--- BEGIN Supplied entries ---

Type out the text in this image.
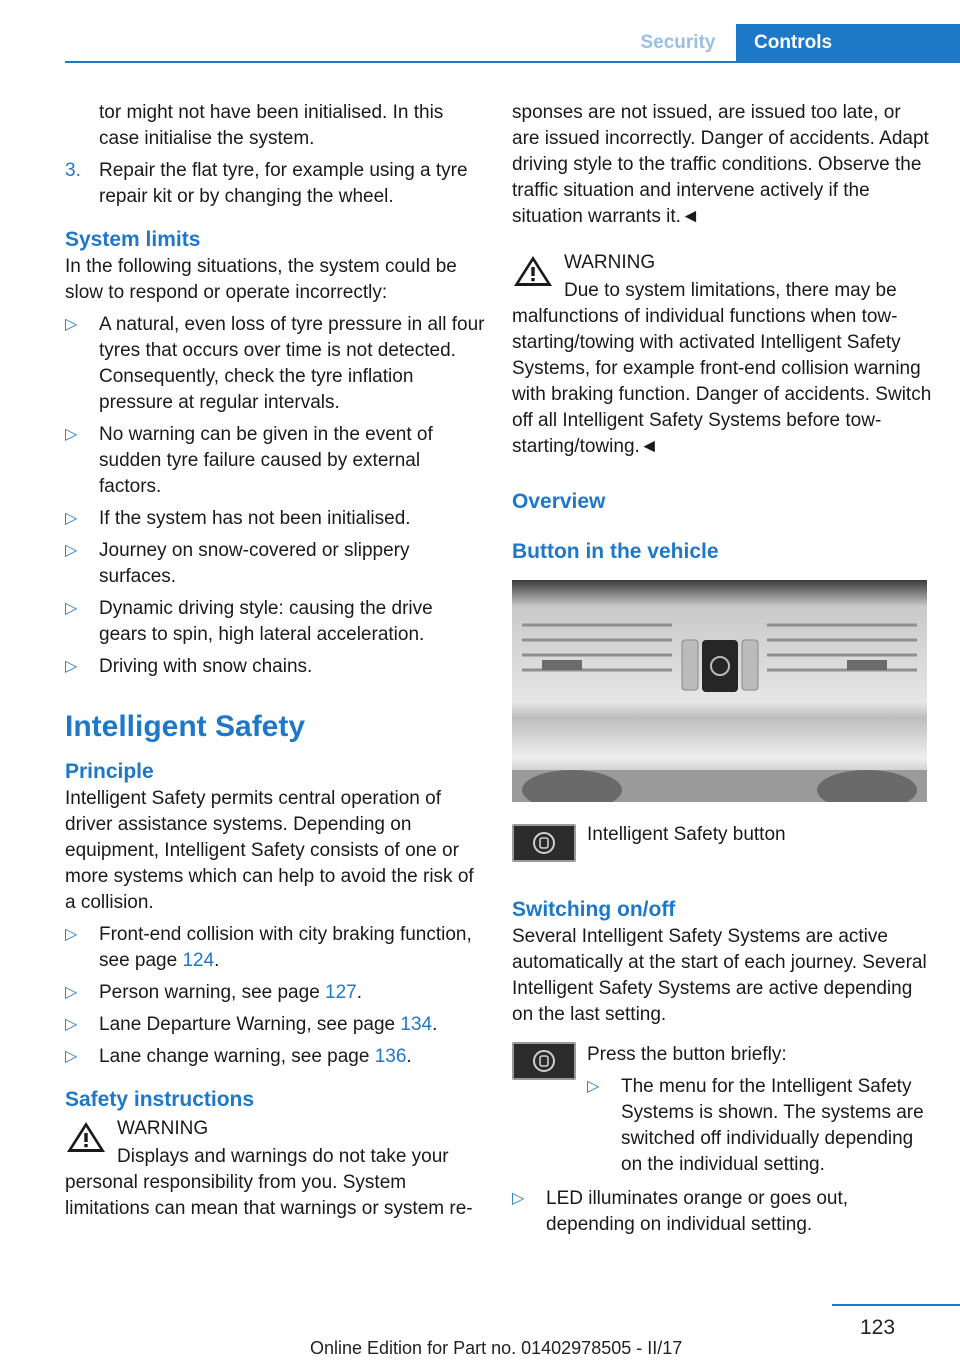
Security	Controls
tor might not have been initialised. In this case initialise the system.
3. Repair the flat tyre, for example using a tyre repair kit or by changing the wheel.
System limits
In the following situations, the system could be slow to respond or operate incorrectly:
▷	A natural, even loss of tyre pressure in all four tyres that occurs over time is not detected. Consequently, check the tyre inflation pressure at regular intervals.
▷	No warning can be given in the event of sudden tyre failure caused by external factors.
▷	If the system has not been initialised.
▷	Journey on snow-covered or slippery surfaces.
▷	Dynamic driving style: causing the drive gears to spin, high lateral acceleration.
▷	Driving with snow chains.
Intelligent Safety
Principle
Intelligent Safety permits central operation of driver assistance systems. Depending on equipment, Intelligent Safety consists of one or more systems which can help to avoid the risk of a collision.
▷	Front-end collision with city braking function, see page 124.
▷	Person warning, see page 127.
▷	Lane Departure Warning, see page 134.
▷	Lane change warning, see page 136.
Safety instructions
WARNING
Displays and warnings do not take your personal responsibility from you. System limitations can mean that warnings or system re-
sponses are not issued, are issued too late, or are issued incorrectly. Danger of accidents. Adapt driving style to the traffic conditions. Observe the traffic situation and intervene actively if the situation warrants it.◄
WARNING
Due to system limitations, there may be malfunctions of individual functions when tow-starting/towing with activated Intelligent Safety Systems, for example front-end collision warning with braking function. Danger of accidents. Switch off all Intelligent Safety Systems before tow-starting/towing.◄
Overview
Button in the vehicle
Intelligent Safety button
Switching on/off
Several Intelligent Safety Systems are active automatically at the start of each journey. Several Intelligent Safety Systems are active depending on the last setting.
Press the button briefly:
▷	The menu for the Intelligent Safety Systems is shown. The systems are switched off individually depending on the individual setting.
▷	LED illuminates orange or goes out, depending on individual setting.
123
Online Edition for Part no. 01402978505 - II/17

--- END Supplied entries ---

- [Direction]
Go through the records and copy each line with "limitations" in it.

- [Task response]
Displays and warnings do not take your personal responsibility from you. System limitations can mean that warnings or system re-
Due to system limitations, there may be malfunctions of individual functions when tow-starting/towing with activated Intelligent Safety Systems, for example front-end collision warning with braking function. Danger of accidents. Switch off all Intelligent Safety Systems before tow-starting/towing.◄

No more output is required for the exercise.